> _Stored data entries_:
────────────────────

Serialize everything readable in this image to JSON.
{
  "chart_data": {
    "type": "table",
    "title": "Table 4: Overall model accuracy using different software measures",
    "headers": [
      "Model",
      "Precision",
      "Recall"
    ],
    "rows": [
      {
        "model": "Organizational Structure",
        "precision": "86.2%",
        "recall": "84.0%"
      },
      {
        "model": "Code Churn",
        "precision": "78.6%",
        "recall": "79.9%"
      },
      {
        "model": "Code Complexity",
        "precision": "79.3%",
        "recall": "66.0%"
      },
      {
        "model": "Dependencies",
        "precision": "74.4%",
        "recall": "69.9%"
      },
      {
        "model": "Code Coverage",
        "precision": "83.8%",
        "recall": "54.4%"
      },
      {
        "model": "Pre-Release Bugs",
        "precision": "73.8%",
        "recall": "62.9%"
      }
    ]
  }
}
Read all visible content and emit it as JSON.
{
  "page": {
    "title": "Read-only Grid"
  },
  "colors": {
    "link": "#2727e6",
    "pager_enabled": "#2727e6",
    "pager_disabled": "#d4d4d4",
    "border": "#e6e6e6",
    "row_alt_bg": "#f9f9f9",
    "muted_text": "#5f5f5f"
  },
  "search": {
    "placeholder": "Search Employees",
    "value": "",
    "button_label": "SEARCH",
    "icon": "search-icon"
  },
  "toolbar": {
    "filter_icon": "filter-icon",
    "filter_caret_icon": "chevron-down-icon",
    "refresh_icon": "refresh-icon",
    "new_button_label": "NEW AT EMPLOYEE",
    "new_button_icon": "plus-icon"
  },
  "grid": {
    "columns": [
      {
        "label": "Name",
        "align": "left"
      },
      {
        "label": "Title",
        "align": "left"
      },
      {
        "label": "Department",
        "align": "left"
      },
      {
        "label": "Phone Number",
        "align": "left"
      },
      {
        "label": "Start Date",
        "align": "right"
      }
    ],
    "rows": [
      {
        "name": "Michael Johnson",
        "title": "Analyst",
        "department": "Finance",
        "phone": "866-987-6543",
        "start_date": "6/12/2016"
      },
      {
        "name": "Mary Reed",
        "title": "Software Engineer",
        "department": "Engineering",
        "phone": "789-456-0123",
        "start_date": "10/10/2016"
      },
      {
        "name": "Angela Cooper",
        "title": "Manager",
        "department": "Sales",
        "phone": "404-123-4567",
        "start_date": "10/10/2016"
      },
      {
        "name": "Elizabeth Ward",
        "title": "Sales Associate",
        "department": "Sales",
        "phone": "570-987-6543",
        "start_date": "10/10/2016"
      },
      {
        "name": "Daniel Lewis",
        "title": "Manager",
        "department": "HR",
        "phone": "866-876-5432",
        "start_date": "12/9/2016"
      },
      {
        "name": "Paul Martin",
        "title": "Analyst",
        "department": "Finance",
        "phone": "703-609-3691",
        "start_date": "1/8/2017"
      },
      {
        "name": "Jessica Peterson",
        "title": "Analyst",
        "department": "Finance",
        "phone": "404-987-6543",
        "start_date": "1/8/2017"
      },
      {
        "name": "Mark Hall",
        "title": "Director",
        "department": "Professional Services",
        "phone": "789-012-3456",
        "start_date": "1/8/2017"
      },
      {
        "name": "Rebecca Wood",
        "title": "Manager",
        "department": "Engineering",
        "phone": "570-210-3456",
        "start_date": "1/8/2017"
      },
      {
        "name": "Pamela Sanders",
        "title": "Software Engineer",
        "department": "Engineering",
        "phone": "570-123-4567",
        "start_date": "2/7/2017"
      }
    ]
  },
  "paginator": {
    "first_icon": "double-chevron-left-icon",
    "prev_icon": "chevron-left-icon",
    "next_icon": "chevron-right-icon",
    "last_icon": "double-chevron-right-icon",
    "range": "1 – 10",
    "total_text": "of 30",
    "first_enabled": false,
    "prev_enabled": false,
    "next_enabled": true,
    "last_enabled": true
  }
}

────────────────────

> _What needs to be done_:
Read the lines above. Gather those in which the string "true" is found.

> _Expected output_:
    "next_enabled": true,
    "last_enabled": true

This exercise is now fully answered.